*What is being asked:* The answer must consist of every line in the data below that holds the word "JSON".

Dataset entries on figures
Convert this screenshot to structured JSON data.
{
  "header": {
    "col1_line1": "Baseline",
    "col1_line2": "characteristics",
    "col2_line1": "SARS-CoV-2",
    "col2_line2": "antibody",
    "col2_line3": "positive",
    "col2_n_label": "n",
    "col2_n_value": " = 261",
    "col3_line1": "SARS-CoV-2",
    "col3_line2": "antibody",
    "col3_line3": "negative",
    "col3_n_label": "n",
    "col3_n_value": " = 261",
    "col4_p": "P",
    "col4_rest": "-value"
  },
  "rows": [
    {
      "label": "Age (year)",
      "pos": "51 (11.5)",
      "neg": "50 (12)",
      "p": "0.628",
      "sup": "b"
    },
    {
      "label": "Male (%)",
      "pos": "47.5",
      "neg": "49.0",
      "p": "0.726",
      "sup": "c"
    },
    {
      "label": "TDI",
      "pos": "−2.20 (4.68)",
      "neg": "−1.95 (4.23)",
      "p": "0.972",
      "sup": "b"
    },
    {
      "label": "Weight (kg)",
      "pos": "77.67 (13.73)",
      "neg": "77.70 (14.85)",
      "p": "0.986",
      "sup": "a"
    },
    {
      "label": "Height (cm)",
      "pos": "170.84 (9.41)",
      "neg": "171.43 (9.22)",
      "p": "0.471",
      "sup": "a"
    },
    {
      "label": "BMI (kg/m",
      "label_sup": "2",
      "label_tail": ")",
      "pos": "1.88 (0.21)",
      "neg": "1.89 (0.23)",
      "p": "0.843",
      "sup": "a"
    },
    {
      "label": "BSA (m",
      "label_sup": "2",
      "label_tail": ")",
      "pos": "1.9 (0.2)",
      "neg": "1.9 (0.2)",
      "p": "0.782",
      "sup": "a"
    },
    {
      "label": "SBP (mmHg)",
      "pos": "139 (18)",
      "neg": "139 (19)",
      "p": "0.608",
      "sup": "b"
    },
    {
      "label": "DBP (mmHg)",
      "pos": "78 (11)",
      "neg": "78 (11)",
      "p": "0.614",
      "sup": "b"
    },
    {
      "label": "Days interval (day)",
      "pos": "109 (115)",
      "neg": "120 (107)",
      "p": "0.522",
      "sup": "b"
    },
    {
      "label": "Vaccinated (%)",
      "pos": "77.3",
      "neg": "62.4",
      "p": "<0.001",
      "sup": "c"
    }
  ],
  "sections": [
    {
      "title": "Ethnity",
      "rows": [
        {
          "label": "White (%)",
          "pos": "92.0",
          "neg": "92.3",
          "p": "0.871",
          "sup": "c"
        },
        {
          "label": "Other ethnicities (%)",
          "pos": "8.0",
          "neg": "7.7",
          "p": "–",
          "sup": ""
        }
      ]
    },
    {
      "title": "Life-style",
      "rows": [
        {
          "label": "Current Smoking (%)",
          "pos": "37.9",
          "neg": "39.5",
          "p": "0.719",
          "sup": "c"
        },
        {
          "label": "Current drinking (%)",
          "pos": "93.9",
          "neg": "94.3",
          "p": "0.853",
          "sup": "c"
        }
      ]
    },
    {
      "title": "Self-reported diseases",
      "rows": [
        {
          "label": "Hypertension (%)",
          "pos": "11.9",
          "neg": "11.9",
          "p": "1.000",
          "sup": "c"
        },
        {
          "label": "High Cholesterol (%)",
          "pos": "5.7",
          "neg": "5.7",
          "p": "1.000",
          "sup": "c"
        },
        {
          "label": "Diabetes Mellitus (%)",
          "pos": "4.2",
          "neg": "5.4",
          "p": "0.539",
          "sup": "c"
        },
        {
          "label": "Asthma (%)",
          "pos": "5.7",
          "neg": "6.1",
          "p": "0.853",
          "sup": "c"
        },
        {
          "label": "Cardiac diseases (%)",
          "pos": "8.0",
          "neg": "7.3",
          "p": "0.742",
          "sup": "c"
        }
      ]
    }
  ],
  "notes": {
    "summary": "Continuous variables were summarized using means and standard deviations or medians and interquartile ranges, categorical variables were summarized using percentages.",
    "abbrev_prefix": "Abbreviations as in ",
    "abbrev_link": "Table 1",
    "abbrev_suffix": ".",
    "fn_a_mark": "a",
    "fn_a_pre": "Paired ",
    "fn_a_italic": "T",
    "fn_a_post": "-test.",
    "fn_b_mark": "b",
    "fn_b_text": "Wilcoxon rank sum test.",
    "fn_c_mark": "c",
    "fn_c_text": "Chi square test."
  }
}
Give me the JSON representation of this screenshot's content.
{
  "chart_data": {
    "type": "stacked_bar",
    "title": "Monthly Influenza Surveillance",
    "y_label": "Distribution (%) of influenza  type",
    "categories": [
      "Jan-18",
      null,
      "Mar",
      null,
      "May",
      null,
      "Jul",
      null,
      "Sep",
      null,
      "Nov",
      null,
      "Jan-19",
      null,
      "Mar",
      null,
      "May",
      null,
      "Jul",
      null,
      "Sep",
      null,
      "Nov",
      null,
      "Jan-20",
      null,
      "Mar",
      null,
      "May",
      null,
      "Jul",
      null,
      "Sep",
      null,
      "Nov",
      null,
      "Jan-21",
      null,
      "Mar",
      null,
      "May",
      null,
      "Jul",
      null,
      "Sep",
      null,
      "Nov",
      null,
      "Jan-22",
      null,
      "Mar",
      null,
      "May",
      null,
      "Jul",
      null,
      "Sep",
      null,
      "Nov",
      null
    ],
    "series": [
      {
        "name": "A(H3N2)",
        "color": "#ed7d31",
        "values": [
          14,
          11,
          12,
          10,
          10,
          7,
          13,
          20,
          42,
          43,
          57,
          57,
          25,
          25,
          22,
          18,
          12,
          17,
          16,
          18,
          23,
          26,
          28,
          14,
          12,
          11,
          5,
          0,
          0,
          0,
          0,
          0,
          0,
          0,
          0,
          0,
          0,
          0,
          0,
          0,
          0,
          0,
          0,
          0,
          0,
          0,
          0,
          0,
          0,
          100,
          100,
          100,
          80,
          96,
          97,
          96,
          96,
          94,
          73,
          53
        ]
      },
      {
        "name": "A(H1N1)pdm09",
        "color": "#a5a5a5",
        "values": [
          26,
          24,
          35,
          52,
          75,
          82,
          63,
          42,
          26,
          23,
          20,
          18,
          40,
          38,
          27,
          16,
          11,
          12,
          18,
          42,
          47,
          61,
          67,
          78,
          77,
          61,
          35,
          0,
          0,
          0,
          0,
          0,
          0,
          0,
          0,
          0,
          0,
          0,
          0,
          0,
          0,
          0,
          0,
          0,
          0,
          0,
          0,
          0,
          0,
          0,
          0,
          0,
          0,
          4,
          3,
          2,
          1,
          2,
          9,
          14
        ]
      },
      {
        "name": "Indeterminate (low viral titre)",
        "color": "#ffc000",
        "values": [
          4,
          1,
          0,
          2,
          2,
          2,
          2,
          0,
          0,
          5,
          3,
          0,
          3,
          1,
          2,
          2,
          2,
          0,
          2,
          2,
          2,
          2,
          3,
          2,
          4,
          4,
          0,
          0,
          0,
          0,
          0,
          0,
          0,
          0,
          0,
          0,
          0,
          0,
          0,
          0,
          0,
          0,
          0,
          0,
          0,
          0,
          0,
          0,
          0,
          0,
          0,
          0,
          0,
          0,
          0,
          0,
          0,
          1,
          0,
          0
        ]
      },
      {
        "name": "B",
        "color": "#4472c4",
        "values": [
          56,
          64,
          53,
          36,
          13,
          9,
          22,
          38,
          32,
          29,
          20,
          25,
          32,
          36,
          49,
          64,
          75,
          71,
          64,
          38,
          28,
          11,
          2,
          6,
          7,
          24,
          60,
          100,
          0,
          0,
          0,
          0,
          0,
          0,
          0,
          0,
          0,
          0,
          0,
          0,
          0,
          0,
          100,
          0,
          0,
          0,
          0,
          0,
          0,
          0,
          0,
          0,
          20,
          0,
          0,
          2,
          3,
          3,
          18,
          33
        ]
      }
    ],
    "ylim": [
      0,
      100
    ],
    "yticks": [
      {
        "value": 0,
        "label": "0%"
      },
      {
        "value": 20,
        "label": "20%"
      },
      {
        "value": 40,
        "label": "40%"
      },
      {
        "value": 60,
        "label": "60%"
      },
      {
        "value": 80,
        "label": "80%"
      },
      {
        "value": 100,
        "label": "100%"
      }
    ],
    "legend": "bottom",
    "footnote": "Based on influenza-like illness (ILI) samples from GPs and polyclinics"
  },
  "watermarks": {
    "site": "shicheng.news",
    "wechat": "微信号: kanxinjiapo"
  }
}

*Answer section:*
Convert this screenshot to structured JSON data.
Give me the JSON representation of this screenshot's content.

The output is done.